What the task asks: Using the listing below, copy every line that mentions "kept".

Some records:
• • •

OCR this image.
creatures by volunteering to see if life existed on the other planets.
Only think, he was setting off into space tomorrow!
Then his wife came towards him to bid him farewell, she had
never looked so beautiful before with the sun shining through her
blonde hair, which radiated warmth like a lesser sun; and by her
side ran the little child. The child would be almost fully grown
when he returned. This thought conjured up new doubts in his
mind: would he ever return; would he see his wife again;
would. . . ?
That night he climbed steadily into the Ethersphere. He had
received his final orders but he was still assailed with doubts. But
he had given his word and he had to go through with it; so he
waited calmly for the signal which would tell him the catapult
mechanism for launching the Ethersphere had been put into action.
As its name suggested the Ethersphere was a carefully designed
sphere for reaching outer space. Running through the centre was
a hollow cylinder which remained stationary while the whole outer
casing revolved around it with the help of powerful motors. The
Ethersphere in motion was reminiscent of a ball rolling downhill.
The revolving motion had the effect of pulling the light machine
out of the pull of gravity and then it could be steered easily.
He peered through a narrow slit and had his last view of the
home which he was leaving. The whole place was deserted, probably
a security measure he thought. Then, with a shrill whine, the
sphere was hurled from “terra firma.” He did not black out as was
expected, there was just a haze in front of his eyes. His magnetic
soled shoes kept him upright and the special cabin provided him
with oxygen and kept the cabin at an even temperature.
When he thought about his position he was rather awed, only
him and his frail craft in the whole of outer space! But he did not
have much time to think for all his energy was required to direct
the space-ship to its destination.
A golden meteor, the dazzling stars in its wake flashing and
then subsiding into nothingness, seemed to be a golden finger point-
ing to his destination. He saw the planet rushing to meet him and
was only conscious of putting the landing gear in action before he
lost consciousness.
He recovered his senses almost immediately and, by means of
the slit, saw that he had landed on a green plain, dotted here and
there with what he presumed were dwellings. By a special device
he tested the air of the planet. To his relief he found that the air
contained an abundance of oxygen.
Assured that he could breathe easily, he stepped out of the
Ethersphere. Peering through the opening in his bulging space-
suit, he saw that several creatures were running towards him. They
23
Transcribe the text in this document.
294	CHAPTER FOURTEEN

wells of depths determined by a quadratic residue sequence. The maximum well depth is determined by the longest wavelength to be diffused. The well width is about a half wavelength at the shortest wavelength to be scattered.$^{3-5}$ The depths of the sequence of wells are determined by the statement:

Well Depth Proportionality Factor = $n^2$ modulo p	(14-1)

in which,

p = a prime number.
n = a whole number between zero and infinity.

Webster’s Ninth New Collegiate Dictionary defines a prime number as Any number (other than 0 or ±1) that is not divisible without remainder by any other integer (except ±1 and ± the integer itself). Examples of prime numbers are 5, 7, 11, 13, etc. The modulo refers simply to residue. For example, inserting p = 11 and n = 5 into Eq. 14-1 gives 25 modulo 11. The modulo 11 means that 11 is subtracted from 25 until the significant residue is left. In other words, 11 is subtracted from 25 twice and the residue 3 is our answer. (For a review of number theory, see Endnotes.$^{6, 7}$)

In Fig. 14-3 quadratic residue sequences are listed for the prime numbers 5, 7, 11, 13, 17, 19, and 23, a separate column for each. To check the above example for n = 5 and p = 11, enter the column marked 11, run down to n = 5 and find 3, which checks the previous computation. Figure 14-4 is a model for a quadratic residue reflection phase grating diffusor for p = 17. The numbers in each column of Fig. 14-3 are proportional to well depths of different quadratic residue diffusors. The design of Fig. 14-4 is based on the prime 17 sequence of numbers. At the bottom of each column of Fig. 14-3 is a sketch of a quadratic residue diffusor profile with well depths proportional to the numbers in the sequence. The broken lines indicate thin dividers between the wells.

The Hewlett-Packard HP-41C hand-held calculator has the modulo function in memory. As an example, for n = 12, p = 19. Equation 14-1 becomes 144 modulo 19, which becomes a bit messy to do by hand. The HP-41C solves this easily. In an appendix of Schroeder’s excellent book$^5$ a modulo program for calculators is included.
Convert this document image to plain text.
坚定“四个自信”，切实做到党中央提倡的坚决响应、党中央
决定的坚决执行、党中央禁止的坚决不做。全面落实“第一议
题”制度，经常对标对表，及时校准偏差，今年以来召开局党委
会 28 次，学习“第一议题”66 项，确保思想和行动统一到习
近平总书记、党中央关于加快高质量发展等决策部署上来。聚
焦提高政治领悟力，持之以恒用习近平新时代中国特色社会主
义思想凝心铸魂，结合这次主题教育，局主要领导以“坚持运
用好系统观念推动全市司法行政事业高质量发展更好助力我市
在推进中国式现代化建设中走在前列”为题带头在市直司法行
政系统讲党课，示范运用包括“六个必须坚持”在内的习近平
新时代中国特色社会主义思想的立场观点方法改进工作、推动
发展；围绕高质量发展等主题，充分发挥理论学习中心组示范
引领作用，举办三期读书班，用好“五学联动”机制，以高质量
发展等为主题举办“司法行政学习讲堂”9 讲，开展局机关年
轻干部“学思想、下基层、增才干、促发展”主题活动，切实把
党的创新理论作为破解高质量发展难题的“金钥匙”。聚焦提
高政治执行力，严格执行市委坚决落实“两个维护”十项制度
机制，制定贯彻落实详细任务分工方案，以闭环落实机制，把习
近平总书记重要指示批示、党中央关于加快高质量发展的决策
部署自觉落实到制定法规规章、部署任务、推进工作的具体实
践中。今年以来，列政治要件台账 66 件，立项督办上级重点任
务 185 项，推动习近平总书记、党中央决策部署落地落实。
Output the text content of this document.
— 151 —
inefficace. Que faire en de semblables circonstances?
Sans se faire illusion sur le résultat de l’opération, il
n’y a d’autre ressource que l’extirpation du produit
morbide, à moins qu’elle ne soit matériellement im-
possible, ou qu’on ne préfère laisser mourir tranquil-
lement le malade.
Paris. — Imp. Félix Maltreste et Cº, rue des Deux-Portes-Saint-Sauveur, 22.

• • •

Output for this exercise:
soled shoes kept him upright and the special cabin provided him
with oxygen and kept the cabin at an even temperature.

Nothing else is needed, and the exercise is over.